● Exercise task
Repeat all of the material below exactly as written, images excluded.

● Data entries
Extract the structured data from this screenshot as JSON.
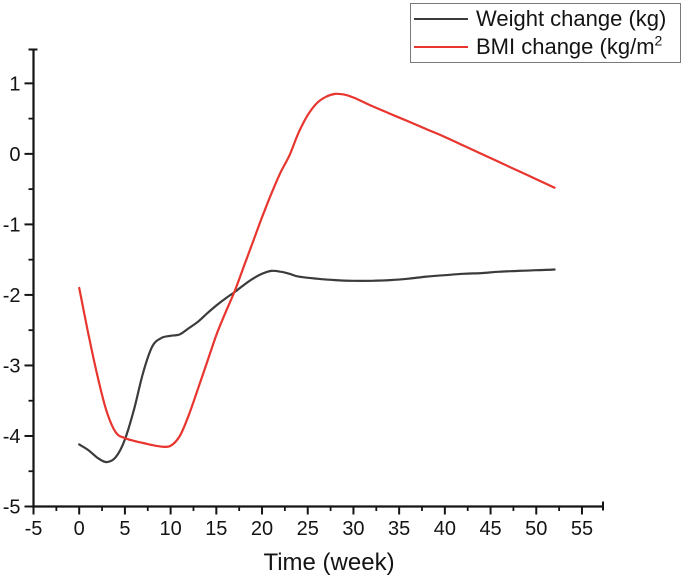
{
  "figure": {
    "background": "#ffffff",
    "text_color": "#141414"
  },
  "legend": {
    "items": [
      {
        "label": "Weight change (kg)",
        "sup": ""
      },
      {
        "label": "BMI change (kg/m",
        "sup": "2"
      }
    ]
  },
  "chart_data": {
    "type": "line",
    "title": "",
    "xlabel": "Time (week)",
    "ylabel": "",
    "xlim": [
      -5,
      57.3
    ],
    "ylim": [
      -5,
      1.48
    ],
    "x_ticks": [
      -5,
      0,
      5,
      10,
      15,
      20,
      25,
      30,
      35,
      40,
      45,
      50,
      55
    ],
    "y_ticks": [
      1,
      0,
      -1,
      -2,
      -3,
      -4,
      -5
    ],
    "grid": false,
    "legend_position": "top-right",
    "axis_color": "#141414",
    "series": [
      {
        "name": "Weight change (kg)",
        "slug": "weight-change",
        "color": "#3b3b3b",
        "points": [
          [
            0,
            -4.12
          ],
          [
            1,
            -4.2
          ],
          [
            2,
            -4.31
          ],
          [
            3,
            -4.37
          ],
          [
            4,
            -4.3
          ],
          [
            5,
            -4.05
          ],
          [
            6,
            -3.62
          ],
          [
            7,
            -3.1
          ],
          [
            8,
            -2.73
          ],
          [
            9,
            -2.61
          ],
          [
            10,
            -2.58
          ],
          [
            11,
            -2.56
          ],
          [
            12,
            -2.47
          ],
          [
            13,
            -2.38
          ],
          [
            14,
            -2.26
          ],
          [
            15,
            -2.15
          ],
          [
            16,
            -2.05
          ],
          [
            17,
            -1.96
          ],
          [
            18,
            -1.86
          ],
          [
            19,
            -1.77
          ],
          [
            20,
            -1.7
          ],
          [
            21,
            -1.66
          ],
          [
            22,
            -1.67
          ],
          [
            23,
            -1.7
          ],
          [
            24,
            -1.74
          ],
          [
            26,
            -1.77
          ],
          [
            28,
            -1.79
          ],
          [
            30,
            -1.8
          ],
          [
            32,
            -1.8
          ],
          [
            34,
            -1.79
          ],
          [
            36,
            -1.77
          ],
          [
            38,
            -1.74
          ],
          [
            40,
            -1.72
          ],
          [
            42,
            -1.7
          ],
          [
            44,
            -1.69
          ],
          [
            46,
            -1.67
          ],
          [
            48,
            -1.66
          ],
          [
            50,
            -1.65
          ],
          [
            52,
            -1.64
          ]
        ]
      },
      {
        "name": "BMI change (kg/m2)",
        "slug": "bmi-change",
        "color": "#e8352e",
        "points": [
          [
            0,
            -1.9
          ],
          [
            1,
            -2.55
          ],
          [
            2,
            -3.15
          ],
          [
            3,
            -3.65
          ],
          [
            4,
            -3.95
          ],
          [
            5,
            -4.03
          ],
          [
            6,
            -4.07
          ],
          [
            7,
            -4.1
          ],
          [
            8,
            -4.13
          ],
          [
            9,
            -4.15
          ],
          [
            10,
            -4.14
          ],
          [
            11,
            -4.0
          ],
          [
            12,
            -3.7
          ],
          [
            13,
            -3.33
          ],
          [
            14,
            -2.95
          ],
          [
            15,
            -2.57
          ],
          [
            16,
            -2.25
          ],
          [
            17,
            -1.95
          ],
          [
            18,
            -1.6
          ],
          [
            19,
            -1.25
          ],
          [
            20,
            -0.9
          ],
          [
            21,
            -0.57
          ],
          [
            22,
            -0.27
          ],
          [
            23,
            -0.02
          ],
          [
            24,
            0.3
          ],
          [
            25,
            0.55
          ],
          [
            26,
            0.72
          ],
          [
            27,
            0.81
          ],
          [
            28,
            0.85
          ],
          [
            29,
            0.84
          ],
          [
            30,
            0.8
          ],
          [
            32,
            0.68
          ],
          [
            34,
            0.57
          ],
          [
            36,
            0.46
          ],
          [
            38,
            0.35
          ],
          [
            40,
            0.24
          ],
          [
            42,
            0.12
          ],
          [
            44,
            0.0
          ],
          [
            46,
            -0.12
          ],
          [
            48,
            -0.24
          ],
          [
            50,
            -0.36
          ],
          [
            52,
            -0.48
          ]
        ]
      }
    ]
  }
}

● Solution for this task
Extract the structured data from this screenshot as JSON.
{
  "figure": {
    "background": "#ffffff",
    "text_color": "#141414"
  },
  "legend": {
    "items": [
      {
        "label": "Weight change (kg)",
        "sup": ""
      },
      {
        "label": "BMI change (kg/m",
        "sup": "2"
      }
    ]
  },
  "chart_data": {
    "type": "line",
    "title": "",
    "xlabel": "Time (week)",
    "ylabel": "",
    "xlim": [
      -5,
      57.3
    ],
    "ylim": [
      -5,
      1.48
    ],
    "x_ticks": [
      -5,
      0,
      5,
      10,
      15,
      20,
      25,
      30,
      35,
      40,
      45,
      50,
      55
    ],
    "y_ticks": [
      1,
      0,
      -1,
      -2,
      -3,
      -4,
      -5
    ],
    "grid": false,
    "legend_position": "top-right",
    "axis_color": "#141414",
    "series": [
      {
        "name": "Weight change (kg)",
        "slug": "weight-change",
        "color": "#3b3b3b",
        "points": [
          [
            0,
            -4.12
          ],
          [
            1,
            -4.2
          ],
          [
            2,
            -4.31
          ],
          [
            3,
            -4.37
          ],
          [
            4,
            -4.3
          ],
          [
            5,
            -4.05
          ],
          [
            6,
            -3.62
          ],
          [
            7,
            -3.1
          ],
          [
            8,
            -2.73
          ],
          [
            9,
            -2.61
          ],
          [
            10,
            -2.58
          ],
          [
            11,
            -2.56
          ],
          [
            12,
            -2.47
          ],
          [
            13,
            -2.38
          ],
          [
            14,
            -2.26
          ],
          [
            15,
            -2.15
          ],
          [
            16,
            -2.05
          ],
          [
            17,
            -1.96
          ],
          [
            18,
            -1.86
          ],
          [
            19,
            -1.77
          ],
          [
            20,
            -1.7
          ],
          [
            21,
            -1.66
          ],
          [
            22,
            -1.67
          ],
          [
            23,
            -1.7
          ],
          [
            24,
            -1.74
          ],
          [
            26,
            -1.77
          ],
          [
            28,
            -1.79
          ],
          [
            30,
            -1.8
          ],
          [
            32,
            -1.8
          ],
          [
            34,
            -1.79
          ],
          [
            36,
            -1.77
          ],
          [
            38,
            -1.74
          ],
          [
            40,
            -1.72
          ],
          [
            42,
            -1.7
          ],
          [
            44,
            -1.69
          ],
          [
            46,
            -1.67
          ],
          [
            48,
            -1.66
          ],
          [
            50,
            -1.65
          ],
          [
            52,
            -1.64
          ]
        ]
      },
      {
        "name": "BMI change (kg/m2)",
        "slug": "bmi-change",
        "color": "#e8352e",
        "points": [
          [
            0,
            -1.9
          ],
          [
            1,
            -2.55
          ],
          [
            2,
            -3.15
          ],
          [
            3,
            -3.65
          ],
          [
            4,
            -3.95
          ],
          [
            5,
            -4.03
          ],
          [
            6,
            -4.07
          ],
          [
            7,
            -4.1
          ],
          [
            8,
            -4.13
          ],
          [
            9,
            -4.15
          ],
          [
            10,
            -4.14
          ],
          [
            11,
            -4.0
          ],
          [
            12,
            -3.7
          ],
          [
            13,
            -3.33
          ],
          [
            14,
            -2.95
          ],
          [
            15,
            -2.57
          ],
          [
            16,
            -2.25
          ],
          [
            17,
            -1.95
          ],
          [
            18,
            -1.6
          ],
          [
            19,
            -1.25
          ],
          [
            20,
            -0.9
          ],
          [
            21,
            -0.57
          ],
          [
            22,
            -0.27
          ],
          [
            23,
            -0.02
          ],
          [
            24,
            0.3
          ],
          [
            25,
            0.55
          ],
          [
            26,
            0.72
          ],
          [
            27,
            0.81
          ],
          [
            28,
            0.85
          ],
          [
            29,
            0.84
          ],
          [
            30,
            0.8
          ],
          [
            32,
            0.68
          ],
          [
            34,
            0.57
          ],
          [
            36,
            0.46
          ],
          [
            38,
            0.35
          ],
          [
            40,
            0.24
          ],
          [
            42,
            0.12
          ],
          [
            44,
            0.0
          ],
          [
            46,
            -0.12
          ],
          [
            48,
            -0.24
          ],
          [
            50,
            -0.36
          ],
          [
            52,
            -0.48
          ]
        ]
      }
    ]
  }
}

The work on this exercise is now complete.